[Work instructions] Each entry here needs to be set down again exactly, please; pictures are left out.

[Extracted data]
------------------------
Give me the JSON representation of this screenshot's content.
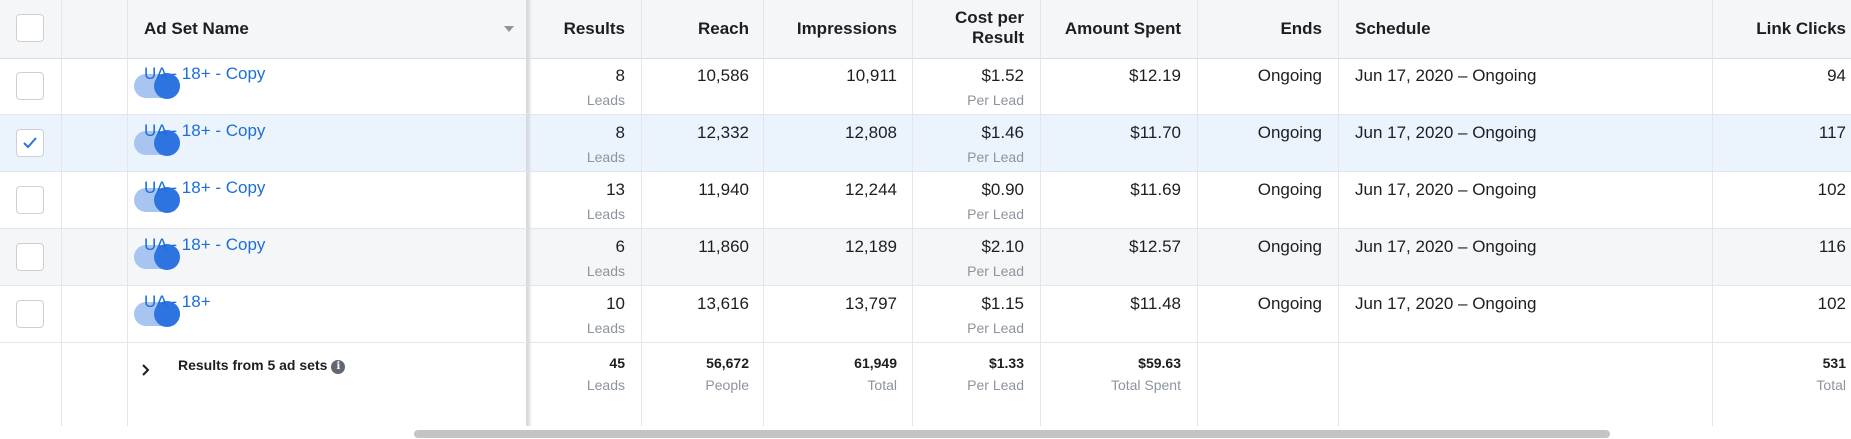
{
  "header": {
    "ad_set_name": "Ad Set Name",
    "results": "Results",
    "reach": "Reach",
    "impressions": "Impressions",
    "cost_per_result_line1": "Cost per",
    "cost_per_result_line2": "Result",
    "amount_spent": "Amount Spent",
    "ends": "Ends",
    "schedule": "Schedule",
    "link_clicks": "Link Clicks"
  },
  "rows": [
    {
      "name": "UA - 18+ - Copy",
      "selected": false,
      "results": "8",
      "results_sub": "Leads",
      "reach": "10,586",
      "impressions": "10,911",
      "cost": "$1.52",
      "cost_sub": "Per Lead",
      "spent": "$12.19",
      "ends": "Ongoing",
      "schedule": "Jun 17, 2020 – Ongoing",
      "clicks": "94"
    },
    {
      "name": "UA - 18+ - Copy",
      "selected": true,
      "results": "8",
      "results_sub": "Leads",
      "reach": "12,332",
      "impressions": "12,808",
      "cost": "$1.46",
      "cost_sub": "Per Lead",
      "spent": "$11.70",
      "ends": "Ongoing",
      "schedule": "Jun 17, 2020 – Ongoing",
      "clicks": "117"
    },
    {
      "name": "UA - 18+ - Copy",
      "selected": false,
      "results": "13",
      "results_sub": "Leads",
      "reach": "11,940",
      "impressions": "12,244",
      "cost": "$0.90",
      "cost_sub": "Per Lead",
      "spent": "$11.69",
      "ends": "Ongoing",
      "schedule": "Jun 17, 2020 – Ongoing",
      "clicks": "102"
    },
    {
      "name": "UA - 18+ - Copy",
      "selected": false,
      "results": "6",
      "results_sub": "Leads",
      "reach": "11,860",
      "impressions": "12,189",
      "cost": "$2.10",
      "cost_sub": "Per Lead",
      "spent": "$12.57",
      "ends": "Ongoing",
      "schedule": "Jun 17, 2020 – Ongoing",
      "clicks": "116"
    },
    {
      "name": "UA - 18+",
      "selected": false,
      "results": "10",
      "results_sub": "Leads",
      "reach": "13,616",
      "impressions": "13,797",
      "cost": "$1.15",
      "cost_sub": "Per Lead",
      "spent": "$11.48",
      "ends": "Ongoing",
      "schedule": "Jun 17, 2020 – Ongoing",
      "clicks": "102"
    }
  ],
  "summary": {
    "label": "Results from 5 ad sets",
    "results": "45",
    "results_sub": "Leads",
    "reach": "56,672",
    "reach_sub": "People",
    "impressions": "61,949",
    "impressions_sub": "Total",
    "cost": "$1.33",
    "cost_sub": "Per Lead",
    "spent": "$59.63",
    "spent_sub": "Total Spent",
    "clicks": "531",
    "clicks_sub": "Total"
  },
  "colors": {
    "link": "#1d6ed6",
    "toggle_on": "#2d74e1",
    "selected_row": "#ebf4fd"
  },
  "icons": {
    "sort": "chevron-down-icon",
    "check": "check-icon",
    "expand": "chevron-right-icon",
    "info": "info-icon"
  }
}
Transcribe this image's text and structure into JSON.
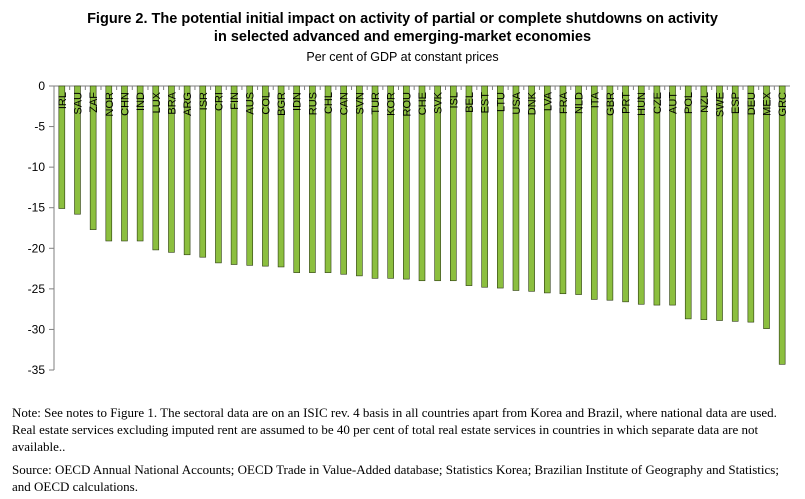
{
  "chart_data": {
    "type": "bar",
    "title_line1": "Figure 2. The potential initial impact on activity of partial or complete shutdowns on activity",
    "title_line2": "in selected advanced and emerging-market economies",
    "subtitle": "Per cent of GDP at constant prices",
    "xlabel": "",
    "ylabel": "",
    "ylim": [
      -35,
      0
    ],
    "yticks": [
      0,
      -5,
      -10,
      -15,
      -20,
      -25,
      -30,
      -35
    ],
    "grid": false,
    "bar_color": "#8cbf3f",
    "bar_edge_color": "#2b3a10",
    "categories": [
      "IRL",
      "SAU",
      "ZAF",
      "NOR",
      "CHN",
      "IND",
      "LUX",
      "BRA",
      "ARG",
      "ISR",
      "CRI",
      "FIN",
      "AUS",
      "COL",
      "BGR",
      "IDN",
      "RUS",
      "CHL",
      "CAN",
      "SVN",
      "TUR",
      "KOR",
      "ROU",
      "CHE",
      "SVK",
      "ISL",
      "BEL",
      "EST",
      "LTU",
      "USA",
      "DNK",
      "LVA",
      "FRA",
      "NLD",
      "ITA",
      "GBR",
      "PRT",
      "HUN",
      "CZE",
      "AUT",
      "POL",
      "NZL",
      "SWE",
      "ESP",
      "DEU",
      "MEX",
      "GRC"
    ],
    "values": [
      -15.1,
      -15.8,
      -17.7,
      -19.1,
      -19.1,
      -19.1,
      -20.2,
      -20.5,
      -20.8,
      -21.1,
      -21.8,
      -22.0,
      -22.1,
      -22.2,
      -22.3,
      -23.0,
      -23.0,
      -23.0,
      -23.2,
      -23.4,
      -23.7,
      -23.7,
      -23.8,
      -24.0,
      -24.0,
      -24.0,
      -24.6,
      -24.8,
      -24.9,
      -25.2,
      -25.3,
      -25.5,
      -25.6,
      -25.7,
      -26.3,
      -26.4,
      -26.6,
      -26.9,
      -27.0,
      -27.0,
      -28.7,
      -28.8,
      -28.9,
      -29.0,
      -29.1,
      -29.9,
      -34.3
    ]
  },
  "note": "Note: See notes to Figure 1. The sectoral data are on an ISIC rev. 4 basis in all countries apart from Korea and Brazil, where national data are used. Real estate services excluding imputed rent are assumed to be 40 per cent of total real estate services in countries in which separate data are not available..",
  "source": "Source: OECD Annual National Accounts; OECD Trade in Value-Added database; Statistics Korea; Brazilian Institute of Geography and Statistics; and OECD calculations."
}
------------------------
[Result of this task]
Give me the JSON representation of this screenshot's content.
{
  "header": {
    "ad_set_name": "Ad Set Name",
    "results": "Results",
    "reach": "Reach",
    "impressions": "Impressions",
    "cost_per_result_line1": "Cost per",
    "cost_per_result_line2": "Result",
    "amount_spent": "Amount Spent",
    "ends": "Ends",
    "schedule": "Schedule",
    "link_clicks": "Link Clicks"
  },
  "rows": [
    {
      "name": "UA - 18+ - Copy",
      "selected": false,
      "results": "8",
      "results_sub": "Leads",
      "reach": "10,586",
      "impressions": "10,911",
      "cost": "$1.52",
      "cost_sub": "Per Lead",
      "spent": "$12.19",
      "ends": "Ongoing",
      "schedule": "Jun 17, 2020 – Ongoing",
      "clicks": "94"
    },
    {
      "name": "UA - 18+ - Copy",
      "selected": true,
      "results": "8",
      "results_sub": "Leads",
      "reach": "12,332",
      "impressions": "12,808",
      "cost": "$1.46",
      "cost_sub": "Per Lead",
      "spent": "$11.70",
      "ends": "Ongoing",
      "schedule": "Jun 17, 2020 – Ongoing",
      "clicks": "117"
    },
    {
      "name": "UA - 18+ - Copy",
      "selected": false,
      "results": "13",
      "results_sub": "Leads",
      "reach": "11,940",
      "impressions": "12,244",
      "cost": "$0.90",
      "cost_sub": "Per Lead",
      "spent": "$11.69",
      "ends": "Ongoing",
      "schedule": "Jun 17, 2020 – Ongoing",
      "clicks": "102"
    },
    {
      "name": "UA - 18+ - Copy",
      "selected": false,
      "results": "6",
      "results_sub": "Leads",
      "reach": "11,860",
      "impressions": "12,189",
      "cost": "$2.10",
      "cost_sub": "Per Lead",
      "spent": "$12.57",
      "ends": "Ongoing",
      "schedule": "Jun 17, 2020 – Ongoing",
      "clicks": "116"
    },
    {
      "name": "UA - 18+",
      "selected": false,
      "results": "10",
      "results_sub": "Leads",
      "reach": "13,616",
      "impressions": "13,797",
      "cost": "$1.15",
      "cost_sub": "Per Lead",
      "spent": "$11.48",
      "ends": "Ongoing",
      "schedule": "Jun 17, 2020 – Ongoing",
      "clicks": "102"
    }
  ],
  "summary": {
    "label": "Results from 5 ad sets",
    "results": "45",
    "results_sub": "Leads",
    "reach": "56,672",
    "reach_sub": "People",
    "impressions": "61,949",
    "impressions_sub": "Total",
    "cost": "$1.33",
    "cost_sub": "Per Lead",
    "spent": "$59.63",
    "spent_sub": "Total Spent",
    "clicks": "531",
    "clicks_sub": "Total"
  },
  "colors": {
    "link": "#1d6ed6",
    "toggle_on": "#2d74e1",
    "selected_row": "#ebf4fd"
  },
  "icons": {
    "sort": "chevron-down-icon",
    "check": "check-icon",
    "expand": "chevron-right-icon",
    "info": "info-icon"
  }
}
Transcribe this image's text and structure into JSON.
{
  "chart_data": {
    "type": "bar",
    "title_line1": "Figure 2. The potential initial impact on activity of partial or complete shutdowns on activity",
    "title_line2": "in selected advanced and emerging-market economies",
    "subtitle": "Per cent of GDP at constant prices",
    "xlabel": "",
    "ylabel": "",
    "ylim": [
      -35,
      0
    ],
    "yticks": [
      0,
      -5,
      -10,
      -15,
      -20,
      -25,
      -30,
      -35
    ],
    "grid": false,
    "bar_color": "#8cbf3f",
    "bar_edge_color": "#2b3a10",
    "categories": [
      "IRL",
      "SAU",
      "ZAF",
      "NOR",
      "CHN",
      "IND",
      "LUX",
      "BRA",
      "ARG",
      "ISR",
      "CRI",
      "FIN",
      "AUS",
      "COL",
      "BGR",
      "IDN",
      "RUS",
      "CHL",
      "CAN",
      "SVN",
      "TUR",
      "KOR",
      "ROU",
      "CHE",
      "SVK",
      "ISL",
      "BEL",
      "EST",
      "LTU",
      "USA",
      "DNK",
      "LVA",
      "FRA",
      "NLD",
      "ITA",
      "GBR",
      "PRT",
      "HUN",
      "CZE",
      "AUT",
      "POL",
      "NZL",
      "SWE",
      "ESP",
      "DEU",
      "MEX",
      "GRC"
    ],
    "values": [
      -15.1,
      -15.8,
      -17.7,
      -19.1,
      -19.1,
      -19.1,
      -20.2,
      -20.5,
      -20.8,
      -21.1,
      -21.8,
      -22.0,
      -22.1,
      -22.2,
      -22.3,
      -23.0,
      -23.0,
      -23.0,
      -23.2,
      -23.4,
      -23.7,
      -23.7,
      -23.8,
      -24.0,
      -24.0,
      -24.0,
      -24.6,
      -24.8,
      -24.9,
      -25.2,
      -25.3,
      -25.5,
      -25.6,
      -25.7,
      -26.3,
      -26.4,
      -26.6,
      -26.9,
      -27.0,
      -27.0,
      -28.7,
      -28.8,
      -28.9,
      -29.0,
      -29.1,
      -29.9,
      -34.3
    ]
  },
  "note": "Note: See notes to Figure 1. The sectoral data are on an ISIC rev. 4 basis in all countries apart from Korea and Brazil, where national data are used. Real estate services excluding imputed rent are assumed to be 40 per cent of total real estate services in countries in which separate data are not available..",
  "source": "Source: OECD Annual National Accounts; OECD Trade in Value-Added database; Statistics Korea; Brazilian Institute of Geography and Statistics; and OECD calculations."
}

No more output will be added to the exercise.